Extract the full listing verbatim and drop any pictures from your copy.

[Begin PROVIDED DATA]

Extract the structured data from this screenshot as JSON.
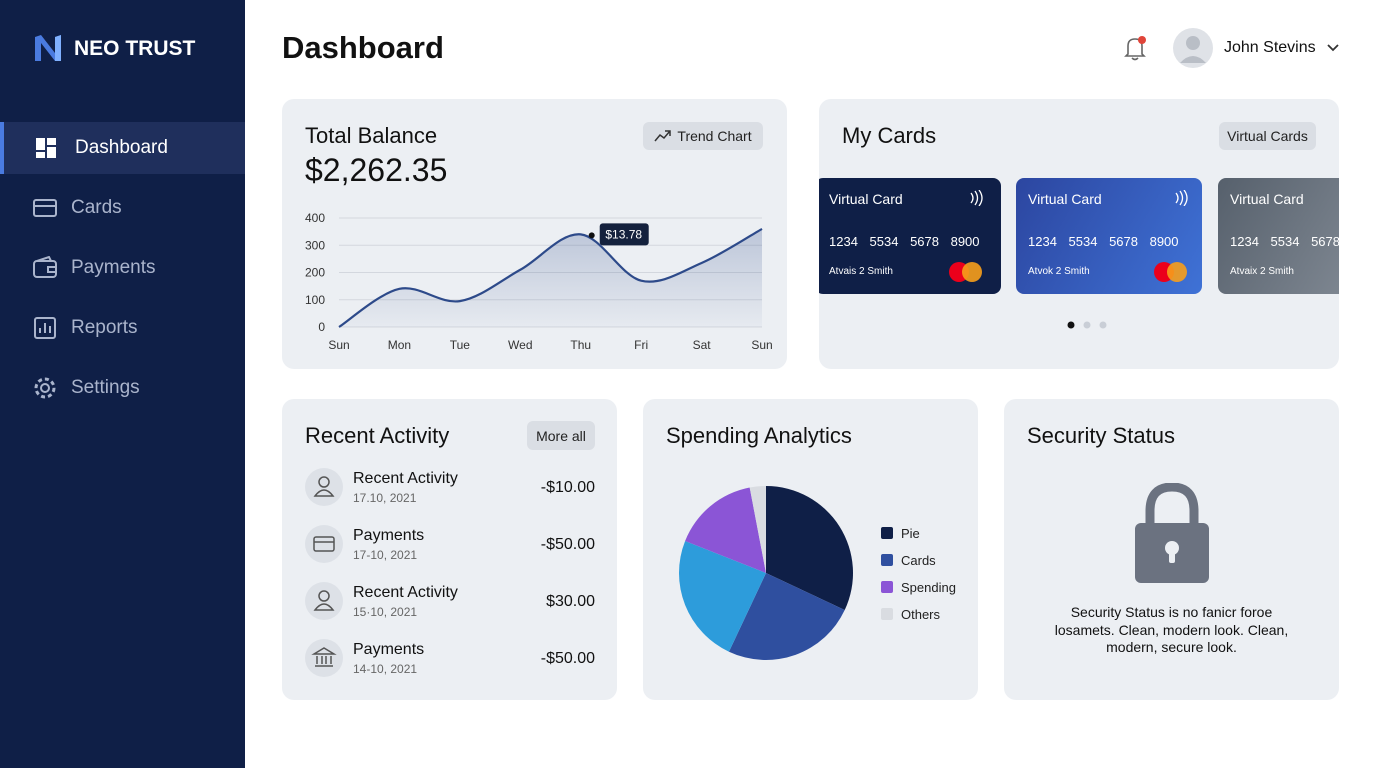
{
  "brand": "NEO TRUST",
  "nav": [
    "Dashboard",
    "Cards",
    "Payments",
    "Reports",
    "Settings"
  ],
  "header": {
    "title": "Dashboard",
    "user": "John Stevins"
  },
  "balance": {
    "title": "Total Balance",
    "amount": "$2,262.35",
    "button": "Trend Chart"
  },
  "my_cards": {
    "title": "My Cards",
    "button": "Virtual Cards",
    "cards": [
      {
        "label": "Virtual Card",
        "number": "1234 5534 5678 8900",
        "holder": "Atvais 2 Smith"
      },
      {
        "label": "Virtual Card",
        "number": "1234 5534 5678 8900",
        "holder": "Atvok 2 Smith"
      },
      {
        "label": "Virtual Card",
        "number": "1234 5534 5678",
        "holder": "Atvaix 2 Smith"
      }
    ]
  },
  "activity": {
    "title": "Recent Activity",
    "button": "More all",
    "items": [
      {
        "title": "Recent Activity",
        "date": "17.10, 2021",
        "amount": "-$10.00"
      },
      {
        "title": "Payments",
        "date": "17-10, 2021",
        "amount": "-$50.00"
      },
      {
        "title": "Recent Activity",
        "date": "15·10, 2021",
        "amount": "$30.00"
      },
      {
        "title": "Payments",
        "date": "14-10, 2021",
        "amount": "-$50.00"
      }
    ]
  },
  "security": {
    "title": "Security Status",
    "text": "Security Status is no fanicr foroe losamets. Clean, modern look. Clean, modern, secure look."
  },
  "chart_data": [
    {
      "type": "line",
      "categories": [
        "Sun",
        "Mon",
        "Tue",
        "Wed",
        "Thu",
        "Fri",
        "Sat",
        "Sun"
      ],
      "values": [
        0,
        140,
        95,
        210,
        340,
        170,
        235,
        360
      ],
      "color": "#2d4a8a",
      "ylim": [
        0,
        400
      ],
      "yticks": [
        0,
        100,
        200,
        300,
        400
      ],
      "grid": true,
      "annotation": "$13.78"
    },
    {
      "type": "pie",
      "title": "Spending Analytics",
      "categories": [
        "Pie",
        "Cards",
        null,
        "Spending",
        "Others"
      ],
      "values": [
        32,
        25,
        24,
        16,
        3
      ],
      "colors": [
        "#0f1f47",
        "#2f4f9f",
        "#2d9cdb",
        "#8b55d6",
        "#d9dce1"
      ]
    }
  ]
}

[End PROVIDED DATA]

- **CORRECT RESPONSE**:
Extract the structured data from this screenshot as JSON.
{
  "brand": "NEO TRUST",
  "nav": [
    "Dashboard",
    "Cards",
    "Payments",
    "Reports",
    "Settings"
  ],
  "header": {
    "title": "Dashboard",
    "user": "John Stevins"
  },
  "balance": {
    "title": "Total Balance",
    "amount": "$2,262.35",
    "button": "Trend Chart"
  },
  "my_cards": {
    "title": "My Cards",
    "button": "Virtual Cards",
    "cards": [
      {
        "label": "Virtual Card",
        "number": "1234 5534 5678 8900",
        "holder": "Atvais 2 Smith"
      },
      {
        "label": "Virtual Card",
        "number": "1234 5534 5678 8900",
        "holder": "Atvok 2 Smith"
      },
      {
        "label": "Virtual Card",
        "number": "1234 5534 5678",
        "holder": "Atvaix 2 Smith"
      }
    ]
  },
  "activity": {
    "title": "Recent Activity",
    "button": "More all",
    "items": [
      {
        "title": "Recent Activity",
        "date": "17.10, 2021",
        "amount": "-$10.00"
      },
      {
        "title": "Payments",
        "date": "17-10, 2021",
        "amount": "-$50.00"
      },
      {
        "title": "Recent Activity",
        "date": "15·10, 2021",
        "amount": "$30.00"
      },
      {
        "title": "Payments",
        "date": "14-10, 2021",
        "amount": "-$50.00"
      }
    ]
  },
  "security": {
    "title": "Security Status",
    "text": "Security Status is no fanicr foroe losamets. Clean, modern look. Clean, modern, secure look."
  },
  "chart_data": [
    {
      "type": "line",
      "categories": [
        "Sun",
        "Mon",
        "Tue",
        "Wed",
        "Thu",
        "Fri",
        "Sat",
        "Sun"
      ],
      "values": [
        0,
        140,
        95,
        210,
        340,
        170,
        235,
        360
      ],
      "color": "#2d4a8a",
      "ylim": [
        0,
        400
      ],
      "yticks": [
        0,
        100,
        200,
        300,
        400
      ],
      "grid": true,
      "annotation": "$13.78"
    },
    {
      "type": "pie",
      "title": "Spending Analytics",
      "categories": [
        "Pie",
        "Cards",
        null,
        "Spending",
        "Others"
      ],
      "values": [
        32,
        25,
        24,
        16,
        3
      ],
      "colors": [
        "#0f1f47",
        "#2f4f9f",
        "#2d9cdb",
        "#8b55d6",
        "#d9dce1"
      ]
    }
  ]
}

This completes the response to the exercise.